Start of RECORDS SUPPLIED

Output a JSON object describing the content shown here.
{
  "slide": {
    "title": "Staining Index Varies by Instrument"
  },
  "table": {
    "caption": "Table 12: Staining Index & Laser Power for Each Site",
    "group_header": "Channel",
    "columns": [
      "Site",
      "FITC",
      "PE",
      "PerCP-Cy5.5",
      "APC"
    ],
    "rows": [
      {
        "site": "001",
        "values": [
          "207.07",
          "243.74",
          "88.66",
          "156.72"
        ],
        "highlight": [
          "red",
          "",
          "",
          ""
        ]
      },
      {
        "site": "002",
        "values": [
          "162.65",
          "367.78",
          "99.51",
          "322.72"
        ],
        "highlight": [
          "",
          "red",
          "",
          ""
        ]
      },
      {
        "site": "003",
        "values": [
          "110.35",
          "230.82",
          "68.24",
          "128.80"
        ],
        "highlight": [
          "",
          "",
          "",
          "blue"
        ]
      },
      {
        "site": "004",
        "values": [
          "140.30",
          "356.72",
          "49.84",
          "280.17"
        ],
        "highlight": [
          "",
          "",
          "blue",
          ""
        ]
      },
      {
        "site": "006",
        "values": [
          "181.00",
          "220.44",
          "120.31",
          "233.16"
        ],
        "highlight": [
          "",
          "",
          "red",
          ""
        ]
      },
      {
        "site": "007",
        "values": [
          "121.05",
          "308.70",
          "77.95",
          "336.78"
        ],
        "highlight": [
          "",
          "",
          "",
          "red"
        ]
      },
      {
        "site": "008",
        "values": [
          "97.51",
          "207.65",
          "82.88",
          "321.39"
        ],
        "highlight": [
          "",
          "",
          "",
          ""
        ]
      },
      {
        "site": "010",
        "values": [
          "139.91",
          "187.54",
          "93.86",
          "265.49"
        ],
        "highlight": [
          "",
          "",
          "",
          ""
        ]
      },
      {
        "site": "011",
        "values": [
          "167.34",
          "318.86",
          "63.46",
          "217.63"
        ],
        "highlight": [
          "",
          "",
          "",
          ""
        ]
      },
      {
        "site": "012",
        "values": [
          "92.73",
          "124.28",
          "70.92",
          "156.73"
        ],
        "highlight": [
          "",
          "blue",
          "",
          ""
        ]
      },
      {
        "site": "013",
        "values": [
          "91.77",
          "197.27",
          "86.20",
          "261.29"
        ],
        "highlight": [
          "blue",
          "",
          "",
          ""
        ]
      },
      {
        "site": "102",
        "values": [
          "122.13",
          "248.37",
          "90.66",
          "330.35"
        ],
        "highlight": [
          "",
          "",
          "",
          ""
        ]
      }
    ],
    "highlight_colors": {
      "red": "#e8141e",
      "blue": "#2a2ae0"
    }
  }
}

End of RECORDS SUPPLIED

CHALLENGE:
All the data must be duplicated exactly, with nothing added or removed.

COMPLETE OUTPUT:
Output a JSON object describing the content shown here.
{
  "slide": {
    "title": "Staining Index Varies by Instrument"
  },
  "table": {
    "caption": "Table 12: Staining Index & Laser Power for Each Site",
    "group_header": "Channel",
    "columns": [
      "Site",
      "FITC",
      "PE",
      "PerCP-Cy5.5",
      "APC"
    ],
    "rows": [
      {
        "site": "001",
        "values": [
          "207.07",
          "243.74",
          "88.66",
          "156.72"
        ],
        "highlight": [
          "red",
          "",
          "",
          ""
        ]
      },
      {
        "site": "002",
        "values": [
          "162.65",
          "367.78",
          "99.51",
          "322.72"
        ],
        "highlight": [
          "",
          "red",
          "",
          ""
        ]
      },
      {
        "site": "003",
        "values": [
          "110.35",
          "230.82",
          "68.24",
          "128.80"
        ],
        "highlight": [
          "",
          "",
          "",
          "blue"
        ]
      },
      {
        "site": "004",
        "values": [
          "140.30",
          "356.72",
          "49.84",
          "280.17"
        ],
        "highlight": [
          "",
          "",
          "blue",
          ""
        ]
      },
      {
        "site": "006",
        "values": [
          "181.00",
          "220.44",
          "120.31",
          "233.16"
        ],
        "highlight": [
          "",
          "",
          "red",
          ""
        ]
      },
      {
        "site": "007",
        "values": [
          "121.05",
          "308.70",
          "77.95",
          "336.78"
        ],
        "highlight": [
          "",
          "",
          "",
          "red"
        ]
      },
      {
        "site": "008",
        "values": [
          "97.51",
          "207.65",
          "82.88",
          "321.39"
        ],
        "highlight": [
          "",
          "",
          "",
          ""
        ]
      },
      {
        "site": "010",
        "values": [
          "139.91",
          "187.54",
          "93.86",
          "265.49"
        ],
        "highlight": [
          "",
          "",
          "",
          ""
        ]
      },
      {
        "site": "011",
        "values": [
          "167.34",
          "318.86",
          "63.46",
          "217.63"
        ],
        "highlight": [
          "",
          "",
          "",
          ""
        ]
      },
      {
        "site": "012",
        "values": [
          "92.73",
          "124.28",
          "70.92",
          "156.73"
        ],
        "highlight": [
          "",
          "blue",
          "",
          ""
        ]
      },
      {
        "site": "013",
        "values": [
          "91.77",
          "197.27",
          "86.20",
          "261.29"
        ],
        "highlight": [
          "blue",
          "",
          "",
          ""
        ]
      },
      {
        "site": "102",
        "values": [
          "122.13",
          "248.37",
          "90.66",
          "330.35"
        ],
        "highlight": [
          "",
          "",
          "",
          ""
        ]
      }
    ],
    "highlight_colors": {
      "red": "#e8141e",
      "blue": "#2a2ae0"
    }
  }
}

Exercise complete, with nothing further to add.